WHAT THIS TASK INVOLVES: Locate the word "decision" in the material, then show every line that holds it.
######
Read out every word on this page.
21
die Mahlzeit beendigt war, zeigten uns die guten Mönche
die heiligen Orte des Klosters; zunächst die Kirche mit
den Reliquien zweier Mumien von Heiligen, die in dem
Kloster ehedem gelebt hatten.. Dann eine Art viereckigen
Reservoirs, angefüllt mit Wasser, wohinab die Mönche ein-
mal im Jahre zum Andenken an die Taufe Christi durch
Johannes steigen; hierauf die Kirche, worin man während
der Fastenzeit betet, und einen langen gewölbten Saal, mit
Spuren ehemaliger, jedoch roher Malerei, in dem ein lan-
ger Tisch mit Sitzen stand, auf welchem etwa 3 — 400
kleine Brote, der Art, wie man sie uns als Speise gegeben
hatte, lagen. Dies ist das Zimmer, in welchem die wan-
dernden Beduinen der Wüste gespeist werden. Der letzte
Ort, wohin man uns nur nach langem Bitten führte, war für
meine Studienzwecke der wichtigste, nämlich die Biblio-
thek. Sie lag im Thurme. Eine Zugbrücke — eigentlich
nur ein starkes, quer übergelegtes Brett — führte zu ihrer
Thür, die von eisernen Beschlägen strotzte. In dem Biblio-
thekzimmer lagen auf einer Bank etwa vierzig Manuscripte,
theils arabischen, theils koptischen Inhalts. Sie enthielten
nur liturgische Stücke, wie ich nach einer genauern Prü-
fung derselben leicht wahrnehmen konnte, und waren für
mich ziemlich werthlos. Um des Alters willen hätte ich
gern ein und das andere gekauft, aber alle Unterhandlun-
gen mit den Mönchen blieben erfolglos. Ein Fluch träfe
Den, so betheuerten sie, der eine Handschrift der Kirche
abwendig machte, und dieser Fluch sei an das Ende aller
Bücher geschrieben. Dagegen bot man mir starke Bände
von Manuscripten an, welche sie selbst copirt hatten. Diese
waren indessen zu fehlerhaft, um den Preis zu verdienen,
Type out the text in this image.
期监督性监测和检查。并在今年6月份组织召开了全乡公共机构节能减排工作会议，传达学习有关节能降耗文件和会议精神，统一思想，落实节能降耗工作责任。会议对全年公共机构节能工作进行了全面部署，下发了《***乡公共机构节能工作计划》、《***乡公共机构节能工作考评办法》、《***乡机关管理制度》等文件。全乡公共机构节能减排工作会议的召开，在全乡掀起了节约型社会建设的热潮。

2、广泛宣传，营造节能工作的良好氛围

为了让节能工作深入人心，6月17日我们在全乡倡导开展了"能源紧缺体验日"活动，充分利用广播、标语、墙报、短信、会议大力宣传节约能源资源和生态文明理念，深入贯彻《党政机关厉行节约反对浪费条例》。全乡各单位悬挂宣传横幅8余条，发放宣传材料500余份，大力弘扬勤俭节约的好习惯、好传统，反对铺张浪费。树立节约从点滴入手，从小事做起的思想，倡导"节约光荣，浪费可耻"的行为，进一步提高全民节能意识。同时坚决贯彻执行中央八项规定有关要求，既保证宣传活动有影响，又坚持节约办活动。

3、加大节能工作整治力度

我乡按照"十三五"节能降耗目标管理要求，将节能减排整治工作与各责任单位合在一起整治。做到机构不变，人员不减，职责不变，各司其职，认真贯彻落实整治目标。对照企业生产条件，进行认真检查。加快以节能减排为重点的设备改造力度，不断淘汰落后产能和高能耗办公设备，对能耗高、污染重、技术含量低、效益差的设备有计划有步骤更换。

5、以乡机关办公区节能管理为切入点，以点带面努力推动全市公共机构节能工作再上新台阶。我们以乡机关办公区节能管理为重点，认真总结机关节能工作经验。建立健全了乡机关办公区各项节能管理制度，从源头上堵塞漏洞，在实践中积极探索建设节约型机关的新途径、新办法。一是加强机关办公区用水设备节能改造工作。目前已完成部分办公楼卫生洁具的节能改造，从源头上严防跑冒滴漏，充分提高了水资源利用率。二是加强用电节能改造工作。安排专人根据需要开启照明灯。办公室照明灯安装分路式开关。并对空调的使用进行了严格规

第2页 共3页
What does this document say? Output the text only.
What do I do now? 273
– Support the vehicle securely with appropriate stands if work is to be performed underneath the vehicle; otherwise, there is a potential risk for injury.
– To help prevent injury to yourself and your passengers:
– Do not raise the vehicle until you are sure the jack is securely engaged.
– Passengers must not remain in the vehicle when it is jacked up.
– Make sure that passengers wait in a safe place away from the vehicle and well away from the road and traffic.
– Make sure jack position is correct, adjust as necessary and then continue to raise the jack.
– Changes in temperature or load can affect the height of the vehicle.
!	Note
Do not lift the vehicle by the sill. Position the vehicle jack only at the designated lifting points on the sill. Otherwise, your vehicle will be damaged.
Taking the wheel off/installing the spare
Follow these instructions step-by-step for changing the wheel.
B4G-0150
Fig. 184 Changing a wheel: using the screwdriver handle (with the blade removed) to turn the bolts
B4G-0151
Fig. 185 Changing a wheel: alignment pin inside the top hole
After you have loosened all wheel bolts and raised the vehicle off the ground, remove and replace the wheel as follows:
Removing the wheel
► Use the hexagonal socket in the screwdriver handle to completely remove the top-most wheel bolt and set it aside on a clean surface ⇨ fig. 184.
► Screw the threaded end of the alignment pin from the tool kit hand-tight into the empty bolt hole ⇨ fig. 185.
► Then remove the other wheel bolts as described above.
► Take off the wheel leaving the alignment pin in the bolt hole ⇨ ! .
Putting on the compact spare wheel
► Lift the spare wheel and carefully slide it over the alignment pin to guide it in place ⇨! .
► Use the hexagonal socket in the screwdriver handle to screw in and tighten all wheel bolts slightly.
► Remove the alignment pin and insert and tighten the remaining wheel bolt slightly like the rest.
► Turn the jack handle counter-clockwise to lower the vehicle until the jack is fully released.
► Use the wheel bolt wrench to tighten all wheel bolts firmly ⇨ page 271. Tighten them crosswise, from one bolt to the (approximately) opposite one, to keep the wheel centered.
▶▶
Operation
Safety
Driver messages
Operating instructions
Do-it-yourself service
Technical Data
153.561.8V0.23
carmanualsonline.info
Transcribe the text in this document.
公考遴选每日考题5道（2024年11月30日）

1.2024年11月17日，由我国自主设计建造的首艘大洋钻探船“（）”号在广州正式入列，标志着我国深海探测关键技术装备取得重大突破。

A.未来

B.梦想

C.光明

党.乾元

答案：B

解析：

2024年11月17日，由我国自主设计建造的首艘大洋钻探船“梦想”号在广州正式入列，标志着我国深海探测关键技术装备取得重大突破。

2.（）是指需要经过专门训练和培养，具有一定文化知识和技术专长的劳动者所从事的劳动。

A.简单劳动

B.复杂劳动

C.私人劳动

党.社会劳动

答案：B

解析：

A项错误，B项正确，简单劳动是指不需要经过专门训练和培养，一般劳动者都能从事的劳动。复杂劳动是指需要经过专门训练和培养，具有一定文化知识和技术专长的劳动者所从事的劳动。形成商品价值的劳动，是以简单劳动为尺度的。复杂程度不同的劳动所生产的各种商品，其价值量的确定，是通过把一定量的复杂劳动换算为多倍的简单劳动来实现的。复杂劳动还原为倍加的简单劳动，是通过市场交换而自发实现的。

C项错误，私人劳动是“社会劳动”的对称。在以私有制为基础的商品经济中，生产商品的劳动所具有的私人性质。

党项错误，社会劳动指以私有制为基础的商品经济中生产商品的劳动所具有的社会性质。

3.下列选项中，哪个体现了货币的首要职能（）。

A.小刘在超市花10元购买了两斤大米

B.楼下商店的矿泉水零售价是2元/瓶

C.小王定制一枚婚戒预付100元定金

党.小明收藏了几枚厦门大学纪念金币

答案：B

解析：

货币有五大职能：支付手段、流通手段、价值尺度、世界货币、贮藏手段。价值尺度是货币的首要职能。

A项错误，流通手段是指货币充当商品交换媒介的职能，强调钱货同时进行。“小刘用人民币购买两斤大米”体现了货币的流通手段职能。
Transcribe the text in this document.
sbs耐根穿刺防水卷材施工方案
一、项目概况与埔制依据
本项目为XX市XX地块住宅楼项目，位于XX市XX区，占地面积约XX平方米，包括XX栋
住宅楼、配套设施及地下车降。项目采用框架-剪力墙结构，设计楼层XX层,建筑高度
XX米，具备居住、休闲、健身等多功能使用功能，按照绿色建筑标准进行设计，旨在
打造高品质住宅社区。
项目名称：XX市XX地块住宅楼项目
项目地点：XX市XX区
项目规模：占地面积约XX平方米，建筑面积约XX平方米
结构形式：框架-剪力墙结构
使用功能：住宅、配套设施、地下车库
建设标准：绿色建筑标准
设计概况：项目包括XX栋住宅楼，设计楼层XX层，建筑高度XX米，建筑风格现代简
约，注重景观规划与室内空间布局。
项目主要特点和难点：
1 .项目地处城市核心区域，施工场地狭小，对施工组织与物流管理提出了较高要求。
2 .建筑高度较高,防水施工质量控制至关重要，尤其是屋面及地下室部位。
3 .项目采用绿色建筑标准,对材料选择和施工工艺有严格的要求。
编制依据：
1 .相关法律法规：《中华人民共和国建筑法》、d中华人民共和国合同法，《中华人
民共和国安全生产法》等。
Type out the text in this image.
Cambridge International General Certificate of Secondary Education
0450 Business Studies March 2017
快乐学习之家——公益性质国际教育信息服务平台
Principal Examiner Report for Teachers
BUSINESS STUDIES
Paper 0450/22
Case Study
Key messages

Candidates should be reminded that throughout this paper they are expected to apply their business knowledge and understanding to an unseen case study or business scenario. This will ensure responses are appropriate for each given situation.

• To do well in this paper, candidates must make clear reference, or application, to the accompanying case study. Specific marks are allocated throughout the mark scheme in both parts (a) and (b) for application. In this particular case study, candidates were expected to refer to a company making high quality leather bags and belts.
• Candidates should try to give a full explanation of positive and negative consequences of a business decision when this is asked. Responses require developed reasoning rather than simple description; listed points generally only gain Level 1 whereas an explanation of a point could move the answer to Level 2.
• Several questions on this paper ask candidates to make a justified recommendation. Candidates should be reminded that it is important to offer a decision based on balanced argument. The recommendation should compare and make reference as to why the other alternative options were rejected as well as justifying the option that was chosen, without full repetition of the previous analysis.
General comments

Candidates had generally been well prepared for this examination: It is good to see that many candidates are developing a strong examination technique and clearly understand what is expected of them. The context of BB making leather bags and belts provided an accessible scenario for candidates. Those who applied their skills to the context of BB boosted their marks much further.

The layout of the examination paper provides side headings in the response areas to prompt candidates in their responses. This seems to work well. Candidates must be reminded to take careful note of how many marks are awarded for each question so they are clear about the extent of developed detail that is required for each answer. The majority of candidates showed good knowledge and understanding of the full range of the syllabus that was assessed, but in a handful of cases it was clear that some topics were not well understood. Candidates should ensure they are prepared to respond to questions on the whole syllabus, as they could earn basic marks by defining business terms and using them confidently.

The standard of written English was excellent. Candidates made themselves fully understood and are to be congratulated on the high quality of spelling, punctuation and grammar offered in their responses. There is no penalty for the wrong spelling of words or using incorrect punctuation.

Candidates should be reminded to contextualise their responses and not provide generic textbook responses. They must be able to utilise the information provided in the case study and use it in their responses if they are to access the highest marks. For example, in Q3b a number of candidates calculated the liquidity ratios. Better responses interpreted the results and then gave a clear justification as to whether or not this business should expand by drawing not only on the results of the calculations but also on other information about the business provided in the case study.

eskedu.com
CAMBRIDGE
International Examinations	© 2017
######
COMPLETED TASK:
• Candidates should try to give a full explanation of positive and negative consequences of a business decision when this is asked. Responses require developed reasoning rather than simple description; listed points generally only gain Level 1 whereas an explanation of a point could move the answer to Level 2.
• Several questions on this paper ask candidates to make a justified recommendation. Candidates should be reminded that it is important to offer a decision based on balanced argument. The recommendation should compare and make reference as to why the other alternative options were rejected as well as justifying the option that was chosen, without full repetition of the previous analysis.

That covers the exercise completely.